Records for the task:
* * * * *
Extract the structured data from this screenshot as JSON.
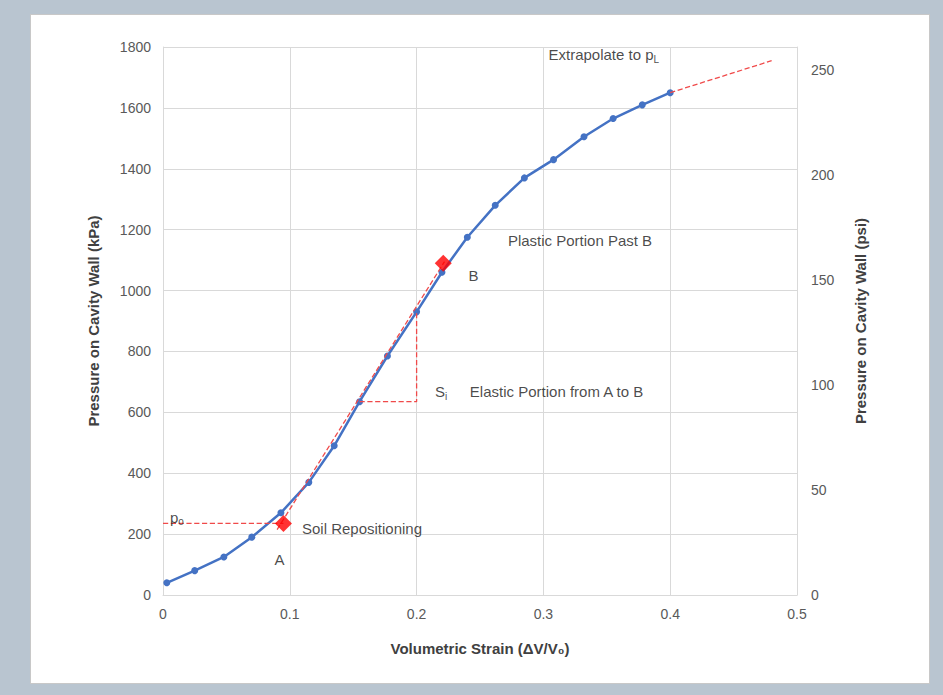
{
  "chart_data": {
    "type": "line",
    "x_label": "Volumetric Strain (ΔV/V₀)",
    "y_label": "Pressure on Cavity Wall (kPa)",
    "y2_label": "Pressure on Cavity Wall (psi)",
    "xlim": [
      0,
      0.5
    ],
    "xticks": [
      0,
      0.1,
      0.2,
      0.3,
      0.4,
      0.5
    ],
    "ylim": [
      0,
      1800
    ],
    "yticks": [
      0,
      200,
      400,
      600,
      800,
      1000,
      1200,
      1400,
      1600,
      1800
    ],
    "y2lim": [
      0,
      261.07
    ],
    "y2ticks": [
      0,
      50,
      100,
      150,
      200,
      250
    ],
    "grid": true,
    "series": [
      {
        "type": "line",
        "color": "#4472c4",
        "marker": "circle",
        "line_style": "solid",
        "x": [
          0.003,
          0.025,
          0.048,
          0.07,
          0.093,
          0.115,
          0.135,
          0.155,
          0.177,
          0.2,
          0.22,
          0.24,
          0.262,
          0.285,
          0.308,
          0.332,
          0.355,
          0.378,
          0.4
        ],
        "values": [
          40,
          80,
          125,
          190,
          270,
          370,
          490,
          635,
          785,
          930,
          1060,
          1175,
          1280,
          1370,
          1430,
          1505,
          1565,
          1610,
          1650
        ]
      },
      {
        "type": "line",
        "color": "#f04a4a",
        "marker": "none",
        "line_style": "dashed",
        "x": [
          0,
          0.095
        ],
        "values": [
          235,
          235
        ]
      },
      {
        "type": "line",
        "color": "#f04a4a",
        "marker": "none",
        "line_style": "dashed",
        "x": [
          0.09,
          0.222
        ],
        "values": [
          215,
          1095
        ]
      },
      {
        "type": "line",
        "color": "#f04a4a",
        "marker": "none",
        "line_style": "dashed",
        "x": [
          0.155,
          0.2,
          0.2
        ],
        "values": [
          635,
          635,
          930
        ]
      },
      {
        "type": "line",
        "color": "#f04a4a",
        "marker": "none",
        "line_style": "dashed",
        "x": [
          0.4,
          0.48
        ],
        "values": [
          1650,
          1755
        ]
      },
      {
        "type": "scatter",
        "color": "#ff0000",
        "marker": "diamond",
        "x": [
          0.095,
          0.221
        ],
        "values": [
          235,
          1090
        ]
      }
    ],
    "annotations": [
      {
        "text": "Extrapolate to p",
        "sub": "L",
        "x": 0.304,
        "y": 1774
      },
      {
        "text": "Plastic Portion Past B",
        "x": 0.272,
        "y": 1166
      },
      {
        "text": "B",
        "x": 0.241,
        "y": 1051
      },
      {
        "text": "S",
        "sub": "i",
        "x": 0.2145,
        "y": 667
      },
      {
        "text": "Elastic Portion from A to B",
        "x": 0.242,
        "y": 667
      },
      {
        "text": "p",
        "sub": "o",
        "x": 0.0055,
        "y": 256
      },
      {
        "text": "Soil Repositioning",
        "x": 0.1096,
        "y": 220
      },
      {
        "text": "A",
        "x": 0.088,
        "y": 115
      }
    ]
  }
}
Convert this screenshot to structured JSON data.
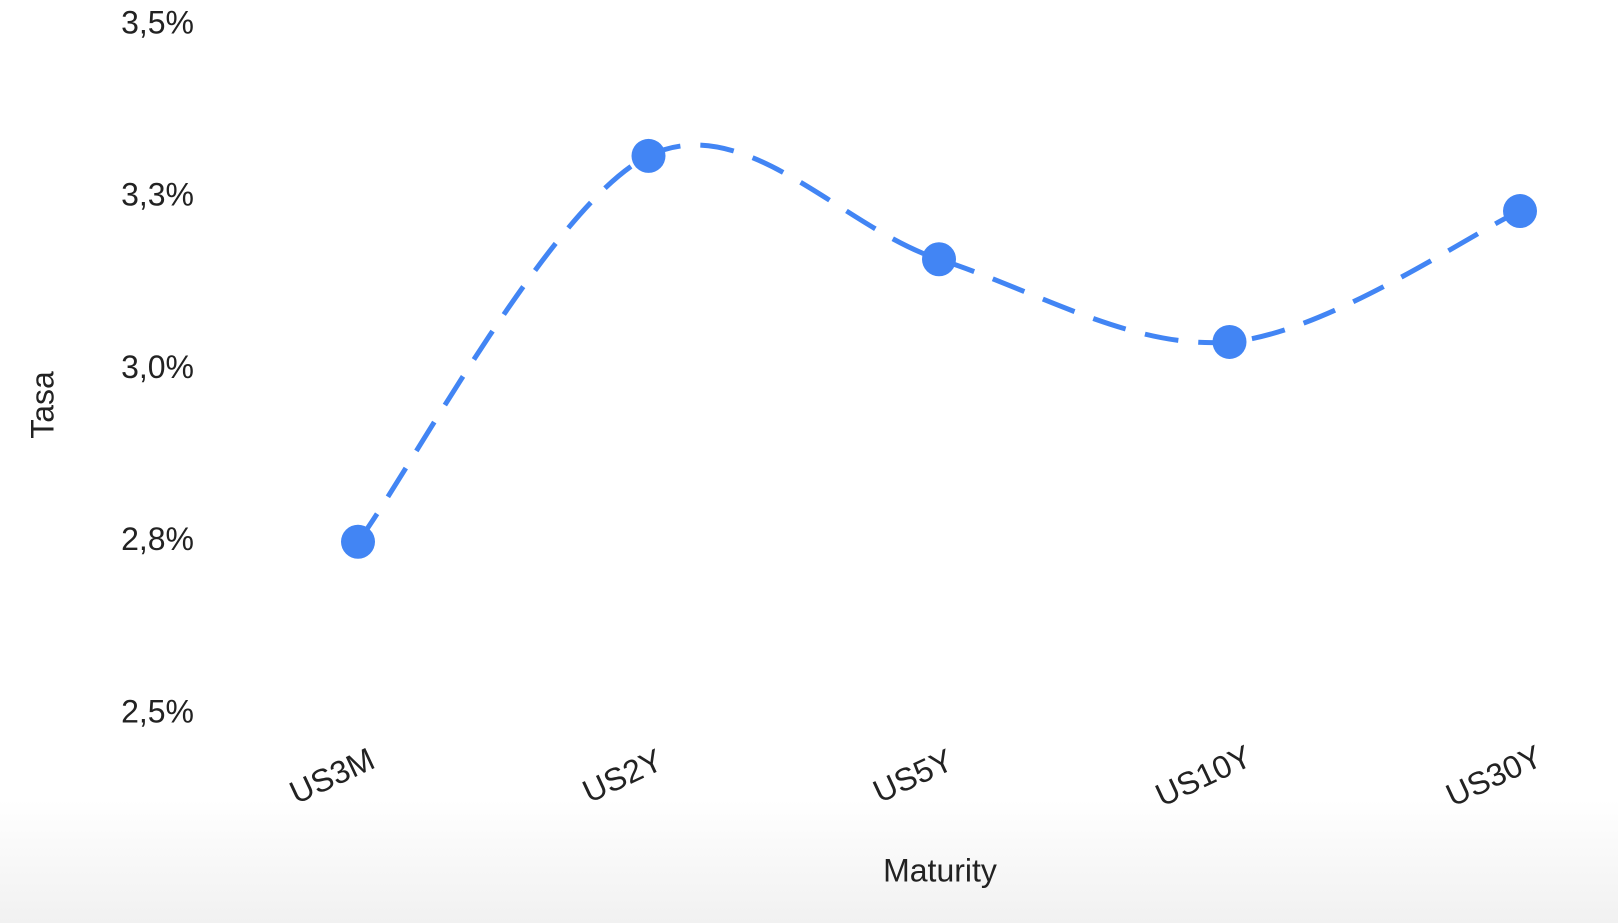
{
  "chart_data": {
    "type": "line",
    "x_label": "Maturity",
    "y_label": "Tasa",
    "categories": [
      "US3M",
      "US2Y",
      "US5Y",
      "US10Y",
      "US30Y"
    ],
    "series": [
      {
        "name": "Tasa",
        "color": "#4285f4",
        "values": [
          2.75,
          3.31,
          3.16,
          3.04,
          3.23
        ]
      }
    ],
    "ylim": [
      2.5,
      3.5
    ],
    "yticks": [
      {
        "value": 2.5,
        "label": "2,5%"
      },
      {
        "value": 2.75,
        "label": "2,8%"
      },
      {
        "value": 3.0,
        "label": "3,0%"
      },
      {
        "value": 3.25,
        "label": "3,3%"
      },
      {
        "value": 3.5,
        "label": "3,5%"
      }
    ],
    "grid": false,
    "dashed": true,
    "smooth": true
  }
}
* * * * *
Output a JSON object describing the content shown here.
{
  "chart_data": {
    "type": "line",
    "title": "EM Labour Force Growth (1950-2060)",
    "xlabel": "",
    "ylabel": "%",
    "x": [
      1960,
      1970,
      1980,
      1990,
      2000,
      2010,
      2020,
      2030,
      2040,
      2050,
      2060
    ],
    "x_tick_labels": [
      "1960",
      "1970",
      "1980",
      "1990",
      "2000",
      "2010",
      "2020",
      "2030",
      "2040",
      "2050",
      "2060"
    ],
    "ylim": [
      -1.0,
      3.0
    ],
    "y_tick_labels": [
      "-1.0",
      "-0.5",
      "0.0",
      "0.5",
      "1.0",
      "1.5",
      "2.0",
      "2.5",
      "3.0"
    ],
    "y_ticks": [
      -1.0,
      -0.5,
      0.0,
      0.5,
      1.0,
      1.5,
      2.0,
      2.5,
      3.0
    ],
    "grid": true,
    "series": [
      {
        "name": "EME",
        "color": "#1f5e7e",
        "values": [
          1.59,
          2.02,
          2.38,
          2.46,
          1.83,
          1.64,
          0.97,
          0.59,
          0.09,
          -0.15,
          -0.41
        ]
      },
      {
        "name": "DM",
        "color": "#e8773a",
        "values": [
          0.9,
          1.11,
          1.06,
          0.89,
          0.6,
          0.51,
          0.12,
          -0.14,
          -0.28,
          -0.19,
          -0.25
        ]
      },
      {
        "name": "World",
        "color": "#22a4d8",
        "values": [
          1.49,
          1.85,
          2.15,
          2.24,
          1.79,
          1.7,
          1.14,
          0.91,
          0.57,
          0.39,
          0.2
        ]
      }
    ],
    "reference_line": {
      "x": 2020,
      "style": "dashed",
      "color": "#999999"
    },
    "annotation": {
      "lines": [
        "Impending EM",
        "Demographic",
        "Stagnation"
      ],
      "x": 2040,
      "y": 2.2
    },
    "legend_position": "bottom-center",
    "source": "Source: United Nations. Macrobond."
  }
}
* * * * *
Collect each line containing the string "text".

        "text": "Extrapolate to p",
        "text": "Plastic Portion Past B",
        "text": "B",
        "text": "S",
        "text": "Elastic Portion from A to B",
        "text": "p",
        "text": "Soil Repositioning",
        "text": "A",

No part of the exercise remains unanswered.